— BEGIN Recorded data —

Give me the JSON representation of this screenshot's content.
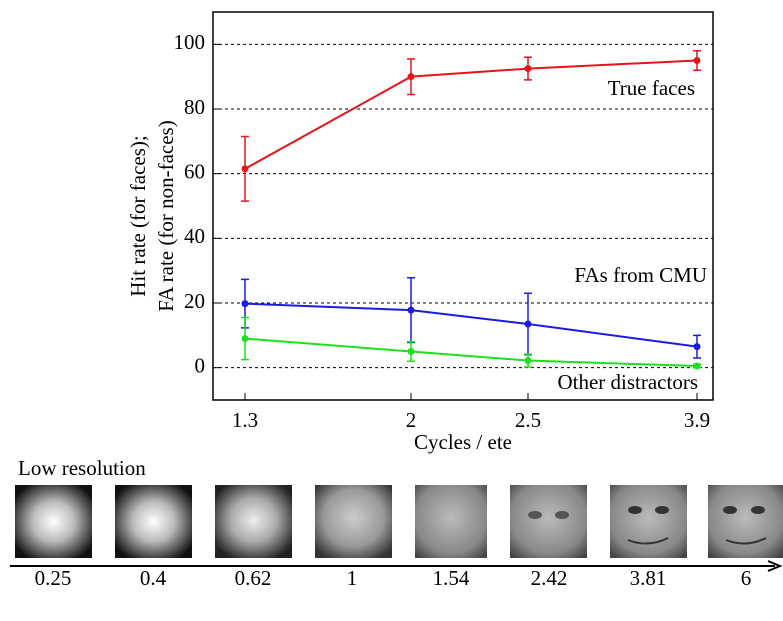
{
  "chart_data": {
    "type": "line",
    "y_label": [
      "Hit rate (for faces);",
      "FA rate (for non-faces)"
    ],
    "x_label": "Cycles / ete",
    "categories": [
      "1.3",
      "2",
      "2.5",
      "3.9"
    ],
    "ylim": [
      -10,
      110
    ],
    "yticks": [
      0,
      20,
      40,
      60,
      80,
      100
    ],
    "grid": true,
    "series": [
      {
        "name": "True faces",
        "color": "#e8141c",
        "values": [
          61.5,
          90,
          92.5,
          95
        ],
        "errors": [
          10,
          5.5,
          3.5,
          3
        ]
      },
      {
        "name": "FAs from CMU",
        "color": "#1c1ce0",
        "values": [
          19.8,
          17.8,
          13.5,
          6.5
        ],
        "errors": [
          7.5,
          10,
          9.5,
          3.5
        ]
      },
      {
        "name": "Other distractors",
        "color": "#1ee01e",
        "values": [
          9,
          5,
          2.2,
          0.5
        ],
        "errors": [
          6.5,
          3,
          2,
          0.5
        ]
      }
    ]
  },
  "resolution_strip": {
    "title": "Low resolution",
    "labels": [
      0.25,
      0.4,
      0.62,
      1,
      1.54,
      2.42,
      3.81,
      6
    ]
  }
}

— END Recorded data —

* **Instructions to follow**
Gather each line that holds "faces".

* **Answer in full**
      "Hit rate (for faces);",
      "FA rate (for non-faces)"
        "name": "True faces",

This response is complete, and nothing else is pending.